··· Recorded information ···
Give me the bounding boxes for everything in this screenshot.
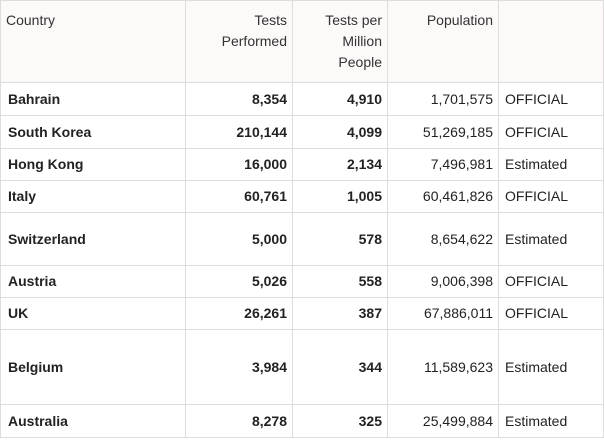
population-cell: 1,701,575 xyxy=(387,82,499,116)
status-cell: Estimated xyxy=(498,212,604,266)
country-cell: Austria xyxy=(0,265,186,298)
table-row: Austria 5,026 558 9,006,398 OFFICIAL xyxy=(0,265,604,298)
country-cell: South Korea xyxy=(0,115,186,149)
testing-data-table: Country Tests Performed Tests per Millio… xyxy=(0,0,604,438)
status-cell: Estimated xyxy=(498,404,604,438)
tests-performed-cell: 210,144 xyxy=(185,115,293,149)
table-row: Australia 8,278 325 25,499,884 Estimated xyxy=(0,404,604,438)
country-cell: UK xyxy=(0,297,186,330)
tests-per-million-cell: 558 xyxy=(292,265,388,298)
country-cell: Hong Kong xyxy=(0,148,186,181)
country-cell: Bahrain xyxy=(0,82,186,116)
table-row: Bahrain 8,354 4,910 1,701,575 OFFICIAL xyxy=(0,82,604,116)
population-cell: 8,654,622 xyxy=(387,212,499,266)
header-country: Country xyxy=(0,0,186,83)
tests-performed-cell: 26,261 xyxy=(185,297,293,330)
population-cell: 67,886,011 xyxy=(387,297,499,330)
table-row: South Korea 210,144 4,099 51,269,185 OFF… xyxy=(0,115,604,149)
tests-per-million-cell: 4,910 xyxy=(292,82,388,116)
status-cell: OFFICIAL xyxy=(498,82,604,116)
tests-per-million-cell: 2,134 xyxy=(292,148,388,181)
table-row: Switzerland 5,000 578 8,654,622 Estimate… xyxy=(0,212,604,266)
tests-per-million-cell: 387 xyxy=(292,297,388,330)
header-tests-per-million: Tests per Million People xyxy=(292,0,388,83)
status-cell: Estimated xyxy=(498,148,604,181)
country-cell: Italy xyxy=(0,180,186,213)
tests-per-million-cell: 1,005 xyxy=(292,180,388,213)
header-tests-performed: Tests Performed xyxy=(185,0,293,83)
table-header-row: Country Tests Performed Tests per Millio… xyxy=(0,0,604,83)
status-cell: Estimated xyxy=(498,329,604,405)
country-cell: Belgium xyxy=(0,329,186,405)
tests-per-million-cell: 344 xyxy=(292,329,388,405)
status-cell: OFFICIAL xyxy=(498,297,604,330)
tests-per-million-cell: 4,099 xyxy=(292,115,388,149)
table-row: Belgium 3,984 344 11,589,623 Estimated xyxy=(0,329,604,405)
population-cell: 9,006,398 xyxy=(387,265,499,298)
country-cell: Australia xyxy=(0,404,186,438)
population-cell: 51,269,185 xyxy=(387,115,499,149)
tests-performed-cell: 60,761 xyxy=(185,180,293,213)
table-row: Hong Kong 16,000 2,134 7,496,981 Estimat… xyxy=(0,148,604,181)
tests-performed-cell: 5,026 xyxy=(185,265,293,298)
header-population: Population xyxy=(387,0,499,83)
population-cell: 25,499,884 xyxy=(387,404,499,438)
status-cell: OFFICIAL xyxy=(498,265,604,298)
status-cell: OFFICIAL xyxy=(498,180,604,213)
header-status xyxy=(498,0,604,83)
status-cell: OFFICIAL xyxy=(498,115,604,149)
tests-performed-cell: 3,984 xyxy=(185,329,293,405)
population-cell: 11,589,623 xyxy=(387,329,499,405)
table-row: Italy 60,761 1,005 60,461,826 OFFICIAL xyxy=(0,180,604,213)
tests-performed-cell: 8,278 xyxy=(185,404,293,438)
tests-performed-cell: 16,000 xyxy=(185,148,293,181)
population-cell: 60,461,826 xyxy=(387,180,499,213)
population-cell: 7,496,981 xyxy=(387,148,499,181)
tests-per-million-cell: 325 xyxy=(292,404,388,438)
table-row: UK 26,261 387 67,886,011 OFFICIAL xyxy=(0,297,604,330)
tests-performed-cell: 8,354 xyxy=(185,82,293,116)
tests-performed-cell: 5,000 xyxy=(185,212,293,266)
tests-per-million-cell: 578 xyxy=(292,212,388,266)
country-cell: Switzerland xyxy=(0,212,186,266)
···
# Task objective
Arrange every line of the entries above as a Markdown table with the columns "No." and "Entry line," numbering the rows and leaving out blank lines and the pictures.

# Response
| No. | Entry line |
|---|---|
| 1 | Give me the bounding boxes for everything in this screenshot. |
| 2 | population-cell: 1,701,575 xyxy=(387,82,499,116) |
| 3 | status-cell: Estimated xyxy=(498,212,604,266) |
| 4 | country-cell: Austria xyxy=(0,265,186,298) |
| 5 | table-row: Austria 5,026 558 9,006,398 OFFICIAL xyxy=(0,265,604,298) |
| 6 | country-cell: South Korea xyxy=(0,115,186,149) |
| 7 | testing-data-table: Country Tests Performed Tests per Millio… xyxy=(0,0,604,438) |
| 8 | status-cell: Estimated xyxy=(498,404,604,438) |
| 9 | tests-performed-cell: 210,144 xyxy=(185,115,293,149) |
| 10 | table-row: Australia 8,278 325 25,499,884 Estimated xyxy=(0,404,604,438) |
| 11 | country-cell: UK xyxy=(0,297,186,330) |
| 12 | tests-per-million-cell: 558 xyxy=(292,265,388,298) |
| 13 | country-cell: Hong Kong xyxy=(0,148,186,181) |
| 14 | country-cell: Bahrain xyxy=(0,82,186,116) |
| 15 | table-row: Bahrain 8,354 4,910 1,701,575 OFFICIAL xyxy=(0,82,604,116) |
| 16 | population-cell: 8,654,622 xyxy=(387,212,499,266) |
| 17 | header-country: Country xyxy=(0,0,186,83) |
| 18 | tests-performed-cell: 26,261 xyxy=(185,297,293,330) |
| 19 | population-cell: 67,886,011 xyxy=(387,297,499,330) |
| 20 | table-row: South Korea 210,144 4,099 51,269,185 OFF… xyxy=(0,115,604,149) |
| 21 | tests-per-million-cell: 4,910 xyxy=(292,82,388,116) |
| 22 | status-cell: OFFICIAL xyxy=(498,82,604,116) |
| 23 | tests-per-million-cell: 2,134 xyxy=(292,148,388,181) |
| 24 | table-row: Switzerland 5,000 578 8,654,622 Estimate… xyxy=(0,212,604,266) |
| 25 | tests-per-million-cell: 387 xyxy=(292,297,388,330) |
| 26 | header-tests-per-million: Tests per Million People xyxy=(292,0,388,83) |
| 27 | status-cell: Estimated xyxy=(498,148,604,181) |
| 28 | country-cell: Italy xyxy=(0,180,186,213) |
| 29 | tests-per-million-cell: 1,005 xyxy=(292,180,388,213) |
| 30 | header-tests-performed: Tests Performed xyxy=(185,0,293,83) |
| 31 | table-header-row: Country Tests Performed Tests per Millio… xyxy=(0,0,604,83) |
| 32 | status-cell: Estimated xyxy=(498,329,604,405) |
| 33 | country-cell: Belgium xyxy=(0,329,186,405) |
| 34 | tests-per-million-cell: 344 xyxy=(292,329,388,405) |
| 35 | status-cell: OFFICIAL xyxy=(498,297,604,330) |
| 36 | tests-per-million-cell: 4,099 xyxy=(292,115,388,149) |
| 37 | table-row: Belgium 3,984 344 11,589,623 Estimated xyxy=(0,329,604,405) |
| 38 | population-cell: 9,006,398 xyxy=(387,265,499,298) |
| 39 | country-cell: Australia xyxy=(0,404,186,438) |
| 40 | population-cell: 51,269,185 xyxy=(387,115,499,149) |
| 41 | tests-performed-cell: 60,761 xyxy=(185,180,293,213) |
| 42 | table-row: Hong Kong 16,000 2,134 7,496,981 Estimat… xyxy=(0,148,604,181) |
| 43 | tests-performed-cell: 5,026 xyxy=(185,265,293,298) |
| 44 | header-population: Population xyxy=(387,0,499,83) |
| 45 | population-cell: 25,499,884 xyxy=(387,404,499,438) |
| 46 | status-cell: OFFICIAL xyxy=(498,265,604,298) |
| 47 | status-cell: OFFICIAL xyxy=(498,180,604,213) |
| 48 | header-status xyxy=(498,0,604,83) |
| 49 | status-cell: OFFICIAL xyxy=(498,115,604,149) |
| 50 | tests-performed-cell: 3,984 xyxy=(185,329,293,405) |
| 51 | population-cell: 11,589,623 xyxy=(387,329,499,405) |
| 52 | table-row: Italy 60,761 1,005 60,461,826 OFFICIAL xyxy=(0,180,604,213) |
| 53 | tests-performed-cell: 8,278 xyxy=(185,404,293,438) |
| 54 | tests-performed-cell: 16,000 xyxy=(185,148,293,181) |
| 55 | population-cell: 60,461,826 xyxy=(387,180,499,213) |
| 56 | population-cell: 7,496,981 xyxy=(387,148,499,181) |
| 57 | tests-per-million-cell: 325 xyxy=(292,404,388,438) |
| 58 | table-row: UK 26,261 387 67,886,011 OFFICIAL xyxy=(0,297,604,330) |
| 59 | tests-performed-cell: 8,354 xyxy=(185,82,293,116) |
| 60 | tests-performed-cell: 5,000 xyxy=(185,212,293,266) |
| 61 | tests-per-million-cell: 578 xyxy=(292,212,388,266) |
| 62 | country-cell: Switzerland xyxy=(0,212,186,266) |